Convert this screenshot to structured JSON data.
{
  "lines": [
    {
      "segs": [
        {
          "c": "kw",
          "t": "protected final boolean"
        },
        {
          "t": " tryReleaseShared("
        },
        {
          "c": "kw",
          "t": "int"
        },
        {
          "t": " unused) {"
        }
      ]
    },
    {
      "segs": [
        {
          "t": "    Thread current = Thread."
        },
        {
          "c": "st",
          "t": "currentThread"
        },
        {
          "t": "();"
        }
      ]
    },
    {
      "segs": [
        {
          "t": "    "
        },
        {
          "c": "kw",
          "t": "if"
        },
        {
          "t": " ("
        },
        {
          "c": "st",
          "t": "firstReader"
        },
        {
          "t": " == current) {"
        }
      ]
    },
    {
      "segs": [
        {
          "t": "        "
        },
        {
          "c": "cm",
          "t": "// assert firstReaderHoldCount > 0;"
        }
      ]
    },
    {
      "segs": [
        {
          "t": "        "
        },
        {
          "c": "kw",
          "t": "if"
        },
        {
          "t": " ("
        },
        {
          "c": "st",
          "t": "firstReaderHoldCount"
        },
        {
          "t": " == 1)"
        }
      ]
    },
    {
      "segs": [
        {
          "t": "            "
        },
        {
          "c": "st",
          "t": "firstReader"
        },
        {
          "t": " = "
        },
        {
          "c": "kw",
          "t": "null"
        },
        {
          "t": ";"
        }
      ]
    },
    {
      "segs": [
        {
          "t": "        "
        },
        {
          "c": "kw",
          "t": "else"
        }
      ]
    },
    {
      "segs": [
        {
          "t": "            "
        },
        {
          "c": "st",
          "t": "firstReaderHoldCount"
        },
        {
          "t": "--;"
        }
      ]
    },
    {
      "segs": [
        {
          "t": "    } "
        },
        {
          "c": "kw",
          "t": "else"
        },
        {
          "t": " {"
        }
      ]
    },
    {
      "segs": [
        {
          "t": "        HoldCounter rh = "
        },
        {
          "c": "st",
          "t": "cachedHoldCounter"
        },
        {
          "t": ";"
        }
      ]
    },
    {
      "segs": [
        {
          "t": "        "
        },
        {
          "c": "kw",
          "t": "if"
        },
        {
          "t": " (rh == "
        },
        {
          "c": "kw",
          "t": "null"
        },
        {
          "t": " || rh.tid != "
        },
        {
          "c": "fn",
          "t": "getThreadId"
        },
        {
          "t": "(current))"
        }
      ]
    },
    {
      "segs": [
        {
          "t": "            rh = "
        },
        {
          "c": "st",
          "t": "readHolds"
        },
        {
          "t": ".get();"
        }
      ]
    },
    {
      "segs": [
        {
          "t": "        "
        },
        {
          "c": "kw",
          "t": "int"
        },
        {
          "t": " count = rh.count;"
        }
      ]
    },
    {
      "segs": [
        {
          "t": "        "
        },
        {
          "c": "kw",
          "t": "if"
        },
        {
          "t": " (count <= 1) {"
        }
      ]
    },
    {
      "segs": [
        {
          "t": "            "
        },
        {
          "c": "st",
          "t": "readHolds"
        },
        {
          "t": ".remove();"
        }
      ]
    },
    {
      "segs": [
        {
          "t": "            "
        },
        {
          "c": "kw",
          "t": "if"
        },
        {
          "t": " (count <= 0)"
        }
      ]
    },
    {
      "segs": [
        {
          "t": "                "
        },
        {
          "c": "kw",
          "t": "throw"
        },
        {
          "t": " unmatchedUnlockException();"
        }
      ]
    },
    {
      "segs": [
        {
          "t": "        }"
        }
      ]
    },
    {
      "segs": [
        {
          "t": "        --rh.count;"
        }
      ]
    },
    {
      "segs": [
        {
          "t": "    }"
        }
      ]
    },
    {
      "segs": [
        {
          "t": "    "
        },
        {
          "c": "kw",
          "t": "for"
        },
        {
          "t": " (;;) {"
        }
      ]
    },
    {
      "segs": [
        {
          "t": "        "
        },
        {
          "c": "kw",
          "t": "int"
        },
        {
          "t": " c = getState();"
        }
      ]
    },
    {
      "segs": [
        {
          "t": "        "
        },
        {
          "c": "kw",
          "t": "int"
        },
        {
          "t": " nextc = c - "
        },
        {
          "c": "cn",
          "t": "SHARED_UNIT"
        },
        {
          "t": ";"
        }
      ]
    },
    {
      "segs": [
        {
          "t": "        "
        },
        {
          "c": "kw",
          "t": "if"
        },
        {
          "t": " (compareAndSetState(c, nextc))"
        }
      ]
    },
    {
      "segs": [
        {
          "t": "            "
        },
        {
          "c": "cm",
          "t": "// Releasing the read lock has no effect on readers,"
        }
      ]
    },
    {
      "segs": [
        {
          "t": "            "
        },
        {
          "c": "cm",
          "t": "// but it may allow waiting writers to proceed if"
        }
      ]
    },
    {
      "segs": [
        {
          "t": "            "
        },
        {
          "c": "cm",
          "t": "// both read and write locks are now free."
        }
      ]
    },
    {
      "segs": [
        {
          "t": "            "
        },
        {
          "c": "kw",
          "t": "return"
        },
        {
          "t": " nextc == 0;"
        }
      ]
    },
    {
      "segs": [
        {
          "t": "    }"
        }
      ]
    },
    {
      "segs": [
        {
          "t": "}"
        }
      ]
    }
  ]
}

* **WRITTEN EXERCISE**: The listing above should be transcribed in full, exactly as written.

* **PROBLEM SOLUTION**:
Convert this screenshot to structured JSON data.
{
  "lines": [
    {
      "segs": [
        {
          "c": "kw",
          "t": "protected final boolean"
        },
        {
          "t": " tryReleaseShared("
        },
        {
          "c": "kw",
          "t": "int"
        },
        {
          "t": " unused) {"
        }
      ]
    },
    {
      "segs": [
        {
          "t": "    Thread current = Thread."
        },
        {
          "c": "st",
          "t": "currentThread"
        },
        {
          "t": "();"
        }
      ]
    },
    {
      "segs": [
        {
          "t": "    "
        },
        {
          "c": "kw",
          "t": "if"
        },
        {
          "t": " ("
        },
        {
          "c": "st",
          "t": "firstReader"
        },
        {
          "t": " == current) {"
        }
      ]
    },
    {
      "segs": [
        {
          "t": "        "
        },
        {
          "c": "cm",
          "t": "// assert firstReaderHoldCount > 0;"
        }
      ]
    },
    {
      "segs": [
        {
          "t": "        "
        },
        {
          "c": "kw",
          "t": "if"
        },
        {
          "t": " ("
        },
        {
          "c": "st",
          "t": "firstReaderHoldCount"
        },
        {
          "t": " == 1)"
        }
      ]
    },
    {
      "segs": [
        {
          "t": "            "
        },
        {
          "c": "st",
          "t": "firstReader"
        },
        {
          "t": " = "
        },
        {
          "c": "kw",
          "t": "null"
        },
        {
          "t": ";"
        }
      ]
    },
    {
      "segs": [
        {
          "t": "        "
        },
        {
          "c": "kw",
          "t": "else"
        }
      ]
    },
    {
      "segs": [
        {
          "t": "            "
        },
        {
          "c": "st",
          "t": "firstReaderHoldCount"
        },
        {
          "t": "--;"
        }
      ]
    },
    {
      "segs": [
        {
          "t": "    } "
        },
        {
          "c": "kw",
          "t": "else"
        },
        {
          "t": " {"
        }
      ]
    },
    {
      "segs": [
        {
          "t": "        HoldCounter rh = "
        },
        {
          "c": "st",
          "t": "cachedHoldCounter"
        },
        {
          "t": ";"
        }
      ]
    },
    {
      "segs": [
        {
          "t": "        "
        },
        {
          "c": "kw",
          "t": "if"
        },
        {
          "t": " (rh == "
        },
        {
          "c": "kw",
          "t": "null"
        },
        {
          "t": " || rh.tid != "
        },
        {
          "c": "fn",
          "t": "getThreadId"
        },
        {
          "t": "(current))"
        }
      ]
    },
    {
      "segs": [
        {
          "t": "            rh = "
        },
        {
          "c": "st",
          "t": "readHolds"
        },
        {
          "t": ".get();"
        }
      ]
    },
    {
      "segs": [
        {
          "t": "        "
        },
        {
          "c": "kw",
          "t": "int"
        },
        {
          "t": " count = rh.count;"
        }
      ]
    },
    {
      "segs": [
        {
          "t": "        "
        },
        {
          "c": "kw",
          "t": "if"
        },
        {
          "t": " (count <= 1) {"
        }
      ]
    },
    {
      "segs": [
        {
          "t": "            "
        },
        {
          "c": "st",
          "t": "readHolds"
        },
        {
          "t": ".remove();"
        }
      ]
    },
    {
      "segs": [
        {
          "t": "            "
        },
        {
          "c": "kw",
          "t": "if"
        },
        {
          "t": " (count <= 0)"
        }
      ]
    },
    {
      "segs": [
        {
          "t": "                "
        },
        {
          "c": "kw",
          "t": "throw"
        },
        {
          "t": " unmatchedUnlockException();"
        }
      ]
    },
    {
      "segs": [
        {
          "t": "        }"
        }
      ]
    },
    {
      "segs": [
        {
          "t": "        --rh.count;"
        }
      ]
    },
    {
      "segs": [
        {
          "t": "    }"
        }
      ]
    },
    {
      "segs": [
        {
          "t": "    "
        },
        {
          "c": "kw",
          "t": "for"
        },
        {
          "t": " (;;) {"
        }
      ]
    },
    {
      "segs": [
        {
          "t": "        "
        },
        {
          "c": "kw",
          "t": "int"
        },
        {
          "t": " c = getState();"
        }
      ]
    },
    {
      "segs": [
        {
          "t": "        "
        },
        {
          "c": "kw",
          "t": "int"
        },
        {
          "t": " nextc = c - "
        },
        {
          "c": "cn",
          "t": "SHARED_UNIT"
        },
        {
          "t": ";"
        }
      ]
    },
    {
      "segs": [
        {
          "t": "        "
        },
        {
          "c": "kw",
          "t": "if"
        },
        {
          "t": " (compareAndSetState(c, nextc))"
        }
      ]
    },
    {
      "segs": [
        {
          "t": "            "
        },
        {
          "c": "cm",
          "t": "// Releasing the read lock has no effect on readers,"
        }
      ]
    },
    {
      "segs": [
        {
          "t": "            "
        },
        {
          "c": "cm",
          "t": "// but it may allow waiting writers to proceed if"
        }
      ]
    },
    {
      "segs": [
        {
          "t": "            "
        },
        {
          "c": "cm",
          "t": "// both read and write locks are now free."
        }
      ]
    },
    {
      "segs": [
        {
          "t": "            "
        },
        {
          "c": "kw",
          "t": "return"
        },
        {
          "t": " nextc == 0;"
        }
      ]
    },
    {
      "segs": [
        {
          "t": "    }"
        }
      ]
    },
    {
      "segs": [
        {
          "t": "}"
        }
      ]
    }
  ]
}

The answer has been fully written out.